Copy each line of the data below exactly, leaving out pictures.

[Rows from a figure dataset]
— Start —

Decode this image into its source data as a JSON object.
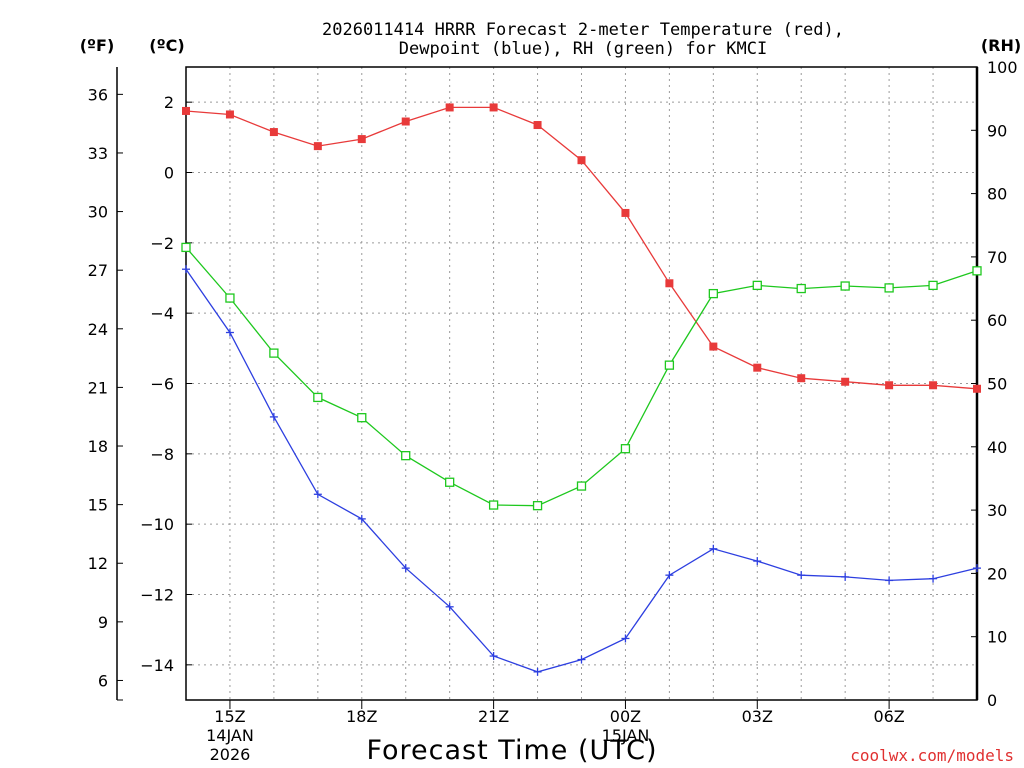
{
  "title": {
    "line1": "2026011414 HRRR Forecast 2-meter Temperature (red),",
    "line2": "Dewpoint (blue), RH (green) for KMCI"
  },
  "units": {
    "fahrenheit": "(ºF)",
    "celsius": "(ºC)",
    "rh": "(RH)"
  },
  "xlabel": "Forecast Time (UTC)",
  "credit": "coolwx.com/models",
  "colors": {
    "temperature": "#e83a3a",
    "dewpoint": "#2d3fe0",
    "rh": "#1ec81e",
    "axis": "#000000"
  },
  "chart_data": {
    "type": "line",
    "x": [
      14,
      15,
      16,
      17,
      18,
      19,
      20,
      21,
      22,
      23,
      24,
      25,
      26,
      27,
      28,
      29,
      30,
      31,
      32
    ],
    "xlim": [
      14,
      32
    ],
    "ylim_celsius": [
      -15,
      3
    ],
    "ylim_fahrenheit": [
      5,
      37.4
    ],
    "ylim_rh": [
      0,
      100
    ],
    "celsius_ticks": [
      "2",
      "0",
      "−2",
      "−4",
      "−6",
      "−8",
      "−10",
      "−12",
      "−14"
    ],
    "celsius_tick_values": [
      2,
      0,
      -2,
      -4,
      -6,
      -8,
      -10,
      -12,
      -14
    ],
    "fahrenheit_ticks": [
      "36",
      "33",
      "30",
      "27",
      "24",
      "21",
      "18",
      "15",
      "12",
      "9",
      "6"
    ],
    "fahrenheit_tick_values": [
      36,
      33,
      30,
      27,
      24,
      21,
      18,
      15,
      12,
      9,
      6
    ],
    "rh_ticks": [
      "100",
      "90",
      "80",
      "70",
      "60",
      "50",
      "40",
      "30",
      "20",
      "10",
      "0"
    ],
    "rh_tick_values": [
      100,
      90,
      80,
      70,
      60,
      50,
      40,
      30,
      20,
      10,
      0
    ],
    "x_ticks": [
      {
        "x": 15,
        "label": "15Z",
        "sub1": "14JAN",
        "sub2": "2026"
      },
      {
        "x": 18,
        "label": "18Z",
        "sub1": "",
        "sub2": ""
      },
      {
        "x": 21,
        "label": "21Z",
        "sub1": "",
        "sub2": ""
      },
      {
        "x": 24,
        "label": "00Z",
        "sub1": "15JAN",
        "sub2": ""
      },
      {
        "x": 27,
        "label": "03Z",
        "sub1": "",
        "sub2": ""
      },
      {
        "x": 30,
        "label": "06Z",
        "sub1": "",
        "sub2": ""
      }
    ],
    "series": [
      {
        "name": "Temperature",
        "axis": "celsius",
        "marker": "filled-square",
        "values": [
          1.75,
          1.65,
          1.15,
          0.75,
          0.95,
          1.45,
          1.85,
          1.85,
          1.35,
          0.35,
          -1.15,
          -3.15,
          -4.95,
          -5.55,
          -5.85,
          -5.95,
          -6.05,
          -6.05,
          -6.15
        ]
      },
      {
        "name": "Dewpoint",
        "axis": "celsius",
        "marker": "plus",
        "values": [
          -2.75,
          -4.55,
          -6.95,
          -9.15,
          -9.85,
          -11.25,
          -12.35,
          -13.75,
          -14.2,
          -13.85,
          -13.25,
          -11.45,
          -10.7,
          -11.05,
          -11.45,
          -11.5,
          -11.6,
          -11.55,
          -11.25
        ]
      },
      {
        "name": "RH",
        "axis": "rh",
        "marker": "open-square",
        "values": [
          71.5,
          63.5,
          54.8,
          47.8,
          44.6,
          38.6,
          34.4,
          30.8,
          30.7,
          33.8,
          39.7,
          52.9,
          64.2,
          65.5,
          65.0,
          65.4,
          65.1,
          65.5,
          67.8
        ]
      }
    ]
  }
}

— End —

> _Written solution_
Decode this image into its source data as a JSON object.
{
  "title": {
    "line1": "2026011414 HRRR Forecast 2-meter Temperature (red),",
    "line2": "Dewpoint (blue), RH (green) for KMCI"
  },
  "units": {
    "fahrenheit": "(ºF)",
    "celsius": "(ºC)",
    "rh": "(RH)"
  },
  "xlabel": "Forecast Time (UTC)",
  "credit": "coolwx.com/models",
  "colors": {
    "temperature": "#e83a3a",
    "dewpoint": "#2d3fe0",
    "rh": "#1ec81e",
    "axis": "#000000"
  },
  "chart_data": {
    "type": "line",
    "x": [
      14,
      15,
      16,
      17,
      18,
      19,
      20,
      21,
      22,
      23,
      24,
      25,
      26,
      27,
      28,
      29,
      30,
      31,
      32
    ],
    "xlim": [
      14,
      32
    ],
    "ylim_celsius": [
      -15,
      3
    ],
    "ylim_fahrenheit": [
      5,
      37.4
    ],
    "ylim_rh": [
      0,
      100
    ],
    "celsius_ticks": [
      "2",
      "0",
      "−2",
      "−4",
      "−6",
      "−8",
      "−10",
      "−12",
      "−14"
    ],
    "celsius_tick_values": [
      2,
      0,
      -2,
      -4,
      -6,
      -8,
      -10,
      -12,
      -14
    ],
    "fahrenheit_ticks": [
      "36",
      "33",
      "30",
      "27",
      "24",
      "21",
      "18",
      "15",
      "12",
      "9",
      "6"
    ],
    "fahrenheit_tick_values": [
      36,
      33,
      30,
      27,
      24,
      21,
      18,
      15,
      12,
      9,
      6
    ],
    "rh_ticks": [
      "100",
      "90",
      "80",
      "70",
      "60",
      "50",
      "40",
      "30",
      "20",
      "10",
      "0"
    ],
    "rh_tick_values": [
      100,
      90,
      80,
      70,
      60,
      50,
      40,
      30,
      20,
      10,
      0
    ],
    "x_ticks": [
      {
        "x": 15,
        "label": "15Z",
        "sub1": "14JAN",
        "sub2": "2026"
      },
      {
        "x": 18,
        "label": "18Z",
        "sub1": "",
        "sub2": ""
      },
      {
        "x": 21,
        "label": "21Z",
        "sub1": "",
        "sub2": ""
      },
      {
        "x": 24,
        "label": "00Z",
        "sub1": "15JAN",
        "sub2": ""
      },
      {
        "x": 27,
        "label": "03Z",
        "sub1": "",
        "sub2": ""
      },
      {
        "x": 30,
        "label": "06Z",
        "sub1": "",
        "sub2": ""
      }
    ],
    "series": [
      {
        "name": "Temperature",
        "axis": "celsius",
        "marker": "filled-square",
        "values": [
          1.75,
          1.65,
          1.15,
          0.75,
          0.95,
          1.45,
          1.85,
          1.85,
          1.35,
          0.35,
          -1.15,
          -3.15,
          -4.95,
          -5.55,
          -5.85,
          -5.95,
          -6.05,
          -6.05,
          -6.15
        ]
      },
      {
        "name": "Dewpoint",
        "axis": "celsius",
        "marker": "plus",
        "values": [
          -2.75,
          -4.55,
          -6.95,
          -9.15,
          -9.85,
          -11.25,
          -12.35,
          -13.75,
          -14.2,
          -13.85,
          -13.25,
          -11.45,
          -10.7,
          -11.05,
          -11.45,
          -11.5,
          -11.6,
          -11.55,
          -11.25
        ]
      },
      {
        "name": "RH",
        "axis": "rh",
        "marker": "open-square",
        "values": [
          71.5,
          63.5,
          54.8,
          47.8,
          44.6,
          38.6,
          34.4,
          30.8,
          30.7,
          33.8,
          39.7,
          52.9,
          64.2,
          65.5,
          65.0,
          65.4,
          65.1,
          65.5,
          67.8
        ]
      }
    ]
  }
}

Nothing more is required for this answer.